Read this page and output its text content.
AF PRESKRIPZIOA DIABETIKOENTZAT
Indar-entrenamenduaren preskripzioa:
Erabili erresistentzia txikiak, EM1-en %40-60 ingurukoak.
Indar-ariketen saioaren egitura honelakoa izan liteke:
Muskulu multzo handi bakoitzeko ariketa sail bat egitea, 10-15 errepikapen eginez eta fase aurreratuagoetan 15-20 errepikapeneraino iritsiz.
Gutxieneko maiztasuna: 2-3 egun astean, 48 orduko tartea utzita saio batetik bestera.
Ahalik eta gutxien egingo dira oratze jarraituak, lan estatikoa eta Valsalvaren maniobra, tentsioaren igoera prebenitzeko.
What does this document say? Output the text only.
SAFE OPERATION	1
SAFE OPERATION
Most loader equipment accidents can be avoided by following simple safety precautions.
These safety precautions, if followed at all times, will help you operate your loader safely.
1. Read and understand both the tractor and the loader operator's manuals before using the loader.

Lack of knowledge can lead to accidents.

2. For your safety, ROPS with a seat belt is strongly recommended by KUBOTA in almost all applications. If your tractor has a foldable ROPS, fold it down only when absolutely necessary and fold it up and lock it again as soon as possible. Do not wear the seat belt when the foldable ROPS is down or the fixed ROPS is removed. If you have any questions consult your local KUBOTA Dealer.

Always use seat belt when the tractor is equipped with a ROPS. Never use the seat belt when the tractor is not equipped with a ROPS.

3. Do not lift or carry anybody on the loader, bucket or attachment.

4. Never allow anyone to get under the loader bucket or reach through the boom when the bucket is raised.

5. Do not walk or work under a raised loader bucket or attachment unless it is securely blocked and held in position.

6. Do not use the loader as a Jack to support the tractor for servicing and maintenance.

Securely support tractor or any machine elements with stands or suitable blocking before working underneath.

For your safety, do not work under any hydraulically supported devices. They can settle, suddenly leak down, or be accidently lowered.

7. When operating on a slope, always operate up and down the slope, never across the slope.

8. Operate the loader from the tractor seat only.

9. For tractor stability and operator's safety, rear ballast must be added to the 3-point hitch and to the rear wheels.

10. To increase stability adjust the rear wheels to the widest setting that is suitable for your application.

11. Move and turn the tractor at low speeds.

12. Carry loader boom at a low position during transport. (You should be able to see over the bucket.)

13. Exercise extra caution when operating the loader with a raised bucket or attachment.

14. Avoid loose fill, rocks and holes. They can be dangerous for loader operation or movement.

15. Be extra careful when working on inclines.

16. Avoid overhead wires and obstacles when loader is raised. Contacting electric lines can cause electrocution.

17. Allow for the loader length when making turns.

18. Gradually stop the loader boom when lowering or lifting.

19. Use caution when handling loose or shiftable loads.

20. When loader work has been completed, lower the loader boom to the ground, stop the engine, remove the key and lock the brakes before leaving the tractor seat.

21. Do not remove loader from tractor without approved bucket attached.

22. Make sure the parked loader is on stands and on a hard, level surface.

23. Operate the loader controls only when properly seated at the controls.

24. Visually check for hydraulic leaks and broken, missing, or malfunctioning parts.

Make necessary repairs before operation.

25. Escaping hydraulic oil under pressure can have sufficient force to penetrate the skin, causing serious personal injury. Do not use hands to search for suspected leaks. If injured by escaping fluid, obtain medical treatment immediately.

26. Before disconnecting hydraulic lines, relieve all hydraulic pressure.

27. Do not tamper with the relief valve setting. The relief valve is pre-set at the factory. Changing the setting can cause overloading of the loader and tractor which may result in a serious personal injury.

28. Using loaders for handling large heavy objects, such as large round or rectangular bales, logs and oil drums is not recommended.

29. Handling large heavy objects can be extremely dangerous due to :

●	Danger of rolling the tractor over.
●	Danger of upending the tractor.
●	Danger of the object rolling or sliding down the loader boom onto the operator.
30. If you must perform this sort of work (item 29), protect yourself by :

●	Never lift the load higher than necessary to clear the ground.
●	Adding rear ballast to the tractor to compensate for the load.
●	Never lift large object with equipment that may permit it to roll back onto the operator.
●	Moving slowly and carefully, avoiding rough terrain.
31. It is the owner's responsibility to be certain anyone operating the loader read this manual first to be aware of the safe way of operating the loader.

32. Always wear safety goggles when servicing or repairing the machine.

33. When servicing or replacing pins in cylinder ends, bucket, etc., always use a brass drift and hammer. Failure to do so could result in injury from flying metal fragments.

- - - - -

- **PROBLEM TO WORK ON**: Count each line of the entries that holds the word "machine", then state the total and nothing more.

- **TASK ANSWER**: 2